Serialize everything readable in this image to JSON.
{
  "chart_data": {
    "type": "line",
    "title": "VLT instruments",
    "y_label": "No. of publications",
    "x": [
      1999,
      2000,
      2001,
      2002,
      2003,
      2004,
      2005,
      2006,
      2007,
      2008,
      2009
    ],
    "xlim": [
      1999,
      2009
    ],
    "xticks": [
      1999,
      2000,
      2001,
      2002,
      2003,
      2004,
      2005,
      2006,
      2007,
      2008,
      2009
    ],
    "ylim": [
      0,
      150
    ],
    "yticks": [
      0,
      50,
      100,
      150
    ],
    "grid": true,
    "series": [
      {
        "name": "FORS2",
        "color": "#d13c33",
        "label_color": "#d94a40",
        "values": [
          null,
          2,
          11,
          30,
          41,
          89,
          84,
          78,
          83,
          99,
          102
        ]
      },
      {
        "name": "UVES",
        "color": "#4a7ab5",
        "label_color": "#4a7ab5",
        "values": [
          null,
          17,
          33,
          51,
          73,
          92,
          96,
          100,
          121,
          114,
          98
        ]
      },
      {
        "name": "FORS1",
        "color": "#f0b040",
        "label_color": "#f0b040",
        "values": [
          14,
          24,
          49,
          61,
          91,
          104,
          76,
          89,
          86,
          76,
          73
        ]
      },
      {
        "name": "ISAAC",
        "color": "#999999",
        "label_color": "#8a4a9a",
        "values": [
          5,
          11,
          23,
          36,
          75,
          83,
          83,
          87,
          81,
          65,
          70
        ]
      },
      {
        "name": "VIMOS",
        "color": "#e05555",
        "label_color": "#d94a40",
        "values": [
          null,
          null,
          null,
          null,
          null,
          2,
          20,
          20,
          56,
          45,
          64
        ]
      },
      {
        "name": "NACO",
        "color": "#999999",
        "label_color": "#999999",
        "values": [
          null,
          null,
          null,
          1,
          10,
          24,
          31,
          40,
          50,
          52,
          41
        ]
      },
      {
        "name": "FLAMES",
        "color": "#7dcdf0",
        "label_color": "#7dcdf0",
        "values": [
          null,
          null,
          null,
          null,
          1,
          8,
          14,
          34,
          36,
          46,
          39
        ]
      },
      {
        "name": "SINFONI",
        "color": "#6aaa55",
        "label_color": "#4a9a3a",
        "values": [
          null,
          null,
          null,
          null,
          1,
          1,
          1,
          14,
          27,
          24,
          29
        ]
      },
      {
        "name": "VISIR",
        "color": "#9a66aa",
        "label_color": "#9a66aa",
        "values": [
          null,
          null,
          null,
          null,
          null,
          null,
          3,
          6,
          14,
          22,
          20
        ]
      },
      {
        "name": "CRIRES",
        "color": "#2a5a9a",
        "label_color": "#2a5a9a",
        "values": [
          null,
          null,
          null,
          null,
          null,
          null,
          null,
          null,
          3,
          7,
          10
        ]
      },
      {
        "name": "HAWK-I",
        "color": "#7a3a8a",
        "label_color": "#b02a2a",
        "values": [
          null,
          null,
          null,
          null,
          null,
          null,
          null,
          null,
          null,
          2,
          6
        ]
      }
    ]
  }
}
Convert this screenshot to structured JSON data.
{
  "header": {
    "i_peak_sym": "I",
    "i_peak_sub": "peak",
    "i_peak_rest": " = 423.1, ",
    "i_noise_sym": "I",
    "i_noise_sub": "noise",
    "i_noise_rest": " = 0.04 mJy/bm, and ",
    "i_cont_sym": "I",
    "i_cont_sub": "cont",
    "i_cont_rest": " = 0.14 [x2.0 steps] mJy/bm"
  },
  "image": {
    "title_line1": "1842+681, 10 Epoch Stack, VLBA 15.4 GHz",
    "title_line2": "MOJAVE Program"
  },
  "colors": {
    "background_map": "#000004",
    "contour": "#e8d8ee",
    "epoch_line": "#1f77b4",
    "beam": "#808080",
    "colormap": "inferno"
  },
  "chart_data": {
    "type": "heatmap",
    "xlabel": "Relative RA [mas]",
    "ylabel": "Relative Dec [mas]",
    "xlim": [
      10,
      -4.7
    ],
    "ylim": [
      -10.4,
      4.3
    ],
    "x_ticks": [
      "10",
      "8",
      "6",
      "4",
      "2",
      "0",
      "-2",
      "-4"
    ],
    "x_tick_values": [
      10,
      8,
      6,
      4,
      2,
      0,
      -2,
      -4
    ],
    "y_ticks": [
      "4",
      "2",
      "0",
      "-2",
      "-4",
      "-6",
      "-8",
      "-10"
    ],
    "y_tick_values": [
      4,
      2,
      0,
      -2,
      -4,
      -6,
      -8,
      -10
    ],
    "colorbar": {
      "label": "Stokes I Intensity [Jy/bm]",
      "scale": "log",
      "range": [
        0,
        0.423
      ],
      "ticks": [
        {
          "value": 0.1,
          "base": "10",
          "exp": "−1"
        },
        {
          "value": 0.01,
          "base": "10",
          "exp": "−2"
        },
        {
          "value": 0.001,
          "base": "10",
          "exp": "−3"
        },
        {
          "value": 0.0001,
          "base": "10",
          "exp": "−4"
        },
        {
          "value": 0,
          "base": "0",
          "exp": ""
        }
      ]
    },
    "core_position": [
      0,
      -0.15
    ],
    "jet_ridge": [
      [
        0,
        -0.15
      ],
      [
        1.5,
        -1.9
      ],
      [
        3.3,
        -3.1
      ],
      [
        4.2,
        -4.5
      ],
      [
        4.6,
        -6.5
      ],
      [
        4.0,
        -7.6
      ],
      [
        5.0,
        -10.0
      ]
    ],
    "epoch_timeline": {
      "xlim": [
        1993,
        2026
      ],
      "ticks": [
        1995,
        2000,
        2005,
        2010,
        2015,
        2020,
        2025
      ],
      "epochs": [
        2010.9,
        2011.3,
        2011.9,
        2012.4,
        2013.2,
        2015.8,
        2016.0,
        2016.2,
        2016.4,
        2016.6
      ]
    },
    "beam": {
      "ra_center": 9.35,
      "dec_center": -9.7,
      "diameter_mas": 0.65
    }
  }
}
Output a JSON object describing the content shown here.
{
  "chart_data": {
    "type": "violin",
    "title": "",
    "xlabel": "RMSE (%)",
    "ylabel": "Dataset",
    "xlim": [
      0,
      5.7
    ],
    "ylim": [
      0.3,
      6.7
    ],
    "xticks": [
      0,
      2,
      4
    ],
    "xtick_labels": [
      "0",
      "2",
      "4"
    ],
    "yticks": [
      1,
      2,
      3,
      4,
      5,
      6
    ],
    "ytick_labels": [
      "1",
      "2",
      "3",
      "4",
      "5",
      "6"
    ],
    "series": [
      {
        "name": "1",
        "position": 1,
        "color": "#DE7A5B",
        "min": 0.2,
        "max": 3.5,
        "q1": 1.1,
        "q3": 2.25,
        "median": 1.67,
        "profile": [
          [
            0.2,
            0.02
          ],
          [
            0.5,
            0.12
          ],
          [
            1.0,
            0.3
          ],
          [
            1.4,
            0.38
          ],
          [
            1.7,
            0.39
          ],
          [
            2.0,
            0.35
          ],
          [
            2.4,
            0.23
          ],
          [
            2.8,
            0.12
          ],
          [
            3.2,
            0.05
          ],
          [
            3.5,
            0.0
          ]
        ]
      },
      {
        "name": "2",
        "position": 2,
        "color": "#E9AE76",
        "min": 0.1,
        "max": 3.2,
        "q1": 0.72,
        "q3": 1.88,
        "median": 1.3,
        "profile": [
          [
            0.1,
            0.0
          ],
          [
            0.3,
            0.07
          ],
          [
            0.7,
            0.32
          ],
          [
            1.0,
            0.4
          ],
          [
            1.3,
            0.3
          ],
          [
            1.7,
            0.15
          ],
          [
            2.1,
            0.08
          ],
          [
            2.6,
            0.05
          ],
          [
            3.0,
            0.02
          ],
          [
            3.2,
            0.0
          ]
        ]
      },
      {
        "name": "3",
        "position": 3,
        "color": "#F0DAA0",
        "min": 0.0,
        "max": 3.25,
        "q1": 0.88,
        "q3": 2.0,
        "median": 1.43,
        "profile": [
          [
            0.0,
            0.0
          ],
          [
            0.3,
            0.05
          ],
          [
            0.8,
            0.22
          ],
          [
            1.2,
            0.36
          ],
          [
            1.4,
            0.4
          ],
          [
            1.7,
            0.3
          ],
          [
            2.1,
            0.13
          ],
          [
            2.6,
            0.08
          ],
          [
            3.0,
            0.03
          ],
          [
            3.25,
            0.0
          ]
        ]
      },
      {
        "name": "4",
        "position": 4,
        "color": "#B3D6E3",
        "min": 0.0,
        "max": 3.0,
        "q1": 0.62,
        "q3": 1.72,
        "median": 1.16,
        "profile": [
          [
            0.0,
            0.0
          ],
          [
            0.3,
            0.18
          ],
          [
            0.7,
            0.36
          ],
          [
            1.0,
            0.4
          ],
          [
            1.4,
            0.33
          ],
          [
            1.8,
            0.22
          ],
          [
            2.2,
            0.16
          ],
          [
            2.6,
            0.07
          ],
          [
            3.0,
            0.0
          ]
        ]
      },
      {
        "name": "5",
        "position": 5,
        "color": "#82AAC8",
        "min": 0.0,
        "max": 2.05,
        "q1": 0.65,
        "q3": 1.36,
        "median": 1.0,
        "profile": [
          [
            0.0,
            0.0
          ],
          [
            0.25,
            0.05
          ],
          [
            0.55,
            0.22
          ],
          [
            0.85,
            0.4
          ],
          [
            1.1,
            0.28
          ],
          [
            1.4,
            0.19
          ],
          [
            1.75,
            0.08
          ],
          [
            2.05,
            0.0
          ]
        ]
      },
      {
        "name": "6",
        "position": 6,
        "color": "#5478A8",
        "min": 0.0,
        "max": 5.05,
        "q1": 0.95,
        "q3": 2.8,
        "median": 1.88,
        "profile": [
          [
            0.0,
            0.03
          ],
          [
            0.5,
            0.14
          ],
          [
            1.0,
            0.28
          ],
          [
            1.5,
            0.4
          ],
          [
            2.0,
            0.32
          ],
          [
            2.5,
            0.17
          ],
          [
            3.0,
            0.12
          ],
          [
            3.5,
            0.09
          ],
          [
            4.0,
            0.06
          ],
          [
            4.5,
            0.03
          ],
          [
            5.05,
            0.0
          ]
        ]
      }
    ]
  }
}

= = = = =

**Required task**
Tell how many lines above contain the word "JSON". Give the number alone.

**Result of this exercise**
3